**Problem description:**
Print each line exactly as it is given.

━━ Given entries

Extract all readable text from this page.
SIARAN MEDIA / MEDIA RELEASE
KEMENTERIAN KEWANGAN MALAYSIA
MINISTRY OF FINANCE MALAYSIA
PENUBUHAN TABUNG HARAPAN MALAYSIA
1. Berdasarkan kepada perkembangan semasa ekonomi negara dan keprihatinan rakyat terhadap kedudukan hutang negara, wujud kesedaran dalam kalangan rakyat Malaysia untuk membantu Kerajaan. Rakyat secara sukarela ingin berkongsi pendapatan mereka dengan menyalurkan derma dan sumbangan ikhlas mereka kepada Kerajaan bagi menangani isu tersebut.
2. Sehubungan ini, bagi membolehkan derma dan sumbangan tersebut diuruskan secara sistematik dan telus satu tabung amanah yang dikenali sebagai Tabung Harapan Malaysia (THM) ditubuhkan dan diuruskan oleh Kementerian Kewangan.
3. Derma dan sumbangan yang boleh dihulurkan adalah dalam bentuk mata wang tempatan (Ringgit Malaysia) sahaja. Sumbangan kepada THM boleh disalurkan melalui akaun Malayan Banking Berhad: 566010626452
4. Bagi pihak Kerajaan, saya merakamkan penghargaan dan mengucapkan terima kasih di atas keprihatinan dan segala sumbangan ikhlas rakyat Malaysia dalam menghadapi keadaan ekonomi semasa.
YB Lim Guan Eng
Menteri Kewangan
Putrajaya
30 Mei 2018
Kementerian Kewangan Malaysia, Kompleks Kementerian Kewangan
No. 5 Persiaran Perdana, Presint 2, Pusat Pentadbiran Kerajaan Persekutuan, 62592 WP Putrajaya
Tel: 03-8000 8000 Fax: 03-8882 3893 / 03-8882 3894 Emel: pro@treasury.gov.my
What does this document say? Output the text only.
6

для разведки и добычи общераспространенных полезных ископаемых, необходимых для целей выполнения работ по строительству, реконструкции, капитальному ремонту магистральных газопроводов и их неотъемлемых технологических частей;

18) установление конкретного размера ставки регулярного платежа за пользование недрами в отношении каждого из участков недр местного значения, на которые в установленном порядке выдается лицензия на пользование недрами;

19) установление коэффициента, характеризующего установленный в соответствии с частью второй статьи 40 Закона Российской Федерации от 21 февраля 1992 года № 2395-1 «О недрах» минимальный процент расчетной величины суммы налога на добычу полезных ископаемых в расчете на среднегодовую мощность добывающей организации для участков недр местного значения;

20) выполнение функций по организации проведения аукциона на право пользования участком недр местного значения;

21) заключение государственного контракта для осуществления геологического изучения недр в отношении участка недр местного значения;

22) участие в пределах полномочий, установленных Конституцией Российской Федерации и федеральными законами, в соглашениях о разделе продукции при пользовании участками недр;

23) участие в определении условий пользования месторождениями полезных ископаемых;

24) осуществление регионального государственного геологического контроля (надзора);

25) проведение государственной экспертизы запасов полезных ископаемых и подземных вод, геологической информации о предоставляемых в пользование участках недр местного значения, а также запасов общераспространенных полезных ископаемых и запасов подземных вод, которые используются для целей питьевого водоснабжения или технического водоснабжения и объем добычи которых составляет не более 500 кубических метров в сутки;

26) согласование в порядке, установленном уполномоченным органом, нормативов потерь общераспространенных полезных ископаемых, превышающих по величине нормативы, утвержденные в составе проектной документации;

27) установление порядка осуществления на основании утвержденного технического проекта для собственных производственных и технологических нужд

━━━━

**The solution:**
Extract all readable text from this page.
SIARAN MEDIA / MEDIA RELEASE
KEMENTERIAN KEWANGAN MALAYSIA
MINISTRY OF FINANCE MALAYSIA
PENUBUHAN TABUNG HARAPAN MALAYSIA
1. Berdasarkan kepada perkembangan semasa ekonomi negara dan keprihatinan rakyat terhadap kedudukan hutang negara, wujud kesedaran dalam kalangan rakyat Malaysia untuk membantu Kerajaan. Rakyat secara sukarela ingin berkongsi pendapatan mereka dengan menyalurkan derma dan sumbangan ikhlas mereka kepada Kerajaan bagi menangani isu tersebut.
2. Sehubungan ini, bagi membolehkan derma dan sumbangan tersebut diuruskan secara sistematik dan telus satu tabung amanah yang dikenali sebagai Tabung Harapan Malaysia (THM) ditubuhkan dan diuruskan oleh Kementerian Kewangan.
3. Derma dan sumbangan yang boleh dihulurkan adalah dalam bentuk mata wang tempatan (Ringgit Malaysia) sahaja. Sumbangan kepada THM boleh disalurkan melalui akaun Malayan Banking Berhad: 566010626452
4. Bagi pihak Kerajaan, saya merakamkan penghargaan dan mengucapkan terima kasih di atas keprihatinan dan segala sumbangan ikhlas rakyat Malaysia dalam menghadapi keadaan ekonomi semasa.
YB Lim Guan Eng
Menteri Kewangan
Putrajaya
30 Mei 2018
Kementerian Kewangan Malaysia, Kompleks Kementerian Kewangan
No. 5 Persiaran Perdana, Presint 2, Pusat Pentadbiran Kerajaan Persekutuan, 62592 WP Putrajaya
Tel: 03-8000 8000 Fax: 03-8882 3893 / 03-8882 3894 Emel: pro@treasury.gov.my
What does this document say? Output the text only.
6

для разведки и добычи общераспространенных полезных ископаемых, необходимых для целей выполнения работ по строительству, реконструкции, капитальному ремонту магистральных газопроводов и их неотъемлемых технологических частей;

18) установление конкретного размера ставки регулярного платежа за пользование недрами в отношении каждого из участков недр местного значения, на которые в установленном порядке выдается лицензия на пользование недрами;

19) установление коэффициента, характеризующего установленный в соответствии с частью второй статьи 40 Закона Российской Федерации от 21 февраля 1992 года № 2395-1 «О недрах» минимальный процент расчетной величины суммы налога на добычу полезных ископаемых в расчете на среднегодовую мощность добывающей организации для участков недр местного значения;

20) выполнение функций по организации проведения аукциона на право пользования участком недр местного значения;

21) заключение государственного контракта для осуществления геологического изучения недр в отношении участка недр местного значения;

22) участие в пределах полномочий, установленных Конституцией Российской Федерации и федеральными законами, в соглашениях о разделе продукции при пользовании участками недр;

23) участие в определении условий пользования месторождениями полезных ископаемых;

24) осуществление регионального государственного геологического контроля (надзора);

25) проведение государственной экспертизы запасов полезных ископаемых и подземных вод, геологической информации о предоставляемых в пользование участках недр местного значения, а также запасов общераспространенных полезных ископаемых и запасов подземных вод, которые используются для целей питьевого водоснабжения или технического водоснабжения и объем добычи которых составляет не более 500 кубических метров в сутки;

26) согласование в порядке, установленном уполномоченным органом, нормативов потерь общераспространенных полезных ископаемых, превышающих по величине нормативы, утвержденные в составе проектной документации;

27) установление порядка осуществления на основании утвержденного технического проекта для собственных производственных и технологических нужд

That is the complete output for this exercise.